YOUR TASK ->
Reproduce the data below in full and exclude every picture.

(Collection entries)
+===+

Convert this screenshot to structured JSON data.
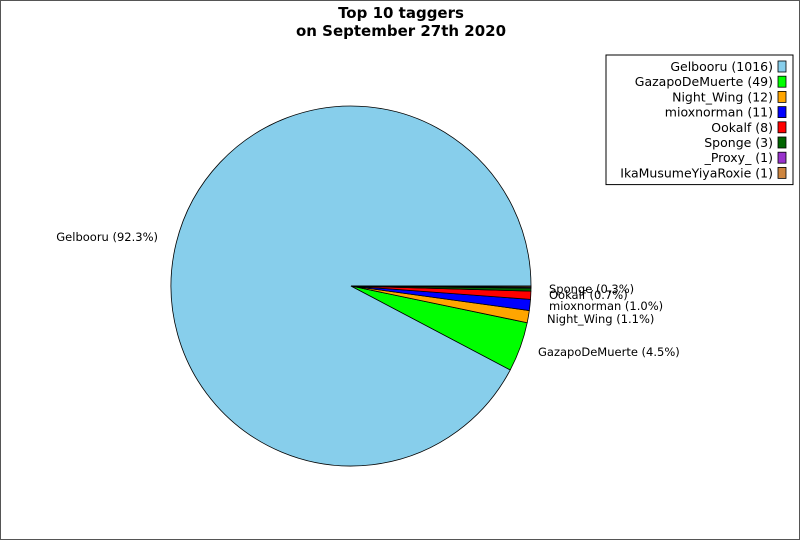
{
  "chart_data": {
    "type": "pie",
    "title": [
      "Top 10 taggers",
      "on September 27th 2020"
    ],
    "slices": [
      {
        "name": "Gelbooru",
        "value": 1016,
        "label": "Gelbooru (92.3%)",
        "legend": "Gelbooru (1016)",
        "color": "#87ceeb"
      },
      {
        "name": "GazapoDeMuerte",
        "value": 49,
        "label": "GazapoDeMuerte (4.5%)",
        "legend": "GazapoDeMuerte (49)",
        "color": "#00ff00"
      },
      {
        "name": "Night_Wing",
        "value": 12,
        "label": "Night_Wing (1.1%)",
        "legend": "Night_Wing (12)",
        "color": "#ffa500"
      },
      {
        "name": "mioxnorman",
        "value": 11,
        "label": "mioxnorman (1.0%)",
        "legend": "mioxnorman (11)",
        "color": "#0000ff"
      },
      {
        "name": "Ookalf",
        "value": 8,
        "label": "Ookalf (0.7%)",
        "legend": "Ookalf (8)",
        "color": "#ff0000"
      },
      {
        "name": "Sponge",
        "value": 3,
        "label": "Sponge (0.3%)",
        "legend": "Sponge (3)",
        "color": "#006400"
      },
      {
        "name": "_Proxy_",
        "value": 1,
        "label": "",
        "legend": "_Proxy_ (1)",
        "color": "#9932cc"
      },
      {
        "name": "IkaMusumeYiyaRoxie",
        "value": 1,
        "label": "",
        "legend": "IkaMusumeYiyaRoxie (1)",
        "color": "#cd853f"
      }
    ],
    "legend_position": "top-right",
    "start_angle": "right, counter-clockwise"
  }
}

+===+

ANSWER TO THE TASK ->
Convert this screenshot to structured JSON data.
{
  "chart_data": {
    "type": "pie",
    "title": [
      "Top 10 taggers",
      "on September 27th 2020"
    ],
    "slices": [
      {
        "name": "Gelbooru",
        "value": 1016,
        "label": "Gelbooru (92.3%)",
        "legend": "Gelbooru (1016)",
        "color": "#87ceeb"
      },
      {
        "name": "GazapoDeMuerte",
        "value": 49,
        "label": "GazapoDeMuerte (4.5%)",
        "legend": "GazapoDeMuerte (49)",
        "color": "#00ff00"
      },
      {
        "name": "Night_Wing",
        "value": 12,
        "label": "Night_Wing (1.1%)",
        "legend": "Night_Wing (12)",
        "color": "#ffa500"
      },
      {
        "name": "mioxnorman",
        "value": 11,
        "label": "mioxnorman (1.0%)",
        "legend": "mioxnorman (11)",
        "color": "#0000ff"
      },
      {
        "name": "Ookalf",
        "value": 8,
        "label": "Ookalf (0.7%)",
        "legend": "Ookalf (8)",
        "color": "#ff0000"
      },
      {
        "name": "Sponge",
        "value": 3,
        "label": "Sponge (0.3%)",
        "legend": "Sponge (3)",
        "color": "#006400"
      },
      {
        "name": "_Proxy_",
        "value": 1,
        "label": "",
        "legend": "_Proxy_ (1)",
        "color": "#9932cc"
      },
      {
        "name": "IkaMusumeYiyaRoxie",
        "value": 1,
        "label": "",
        "legend": "IkaMusumeYiyaRoxie (1)",
        "color": "#cd853f"
      }
    ],
    "legend_position": "top-right",
    "start_angle": "right, counter-clockwise"
  }
}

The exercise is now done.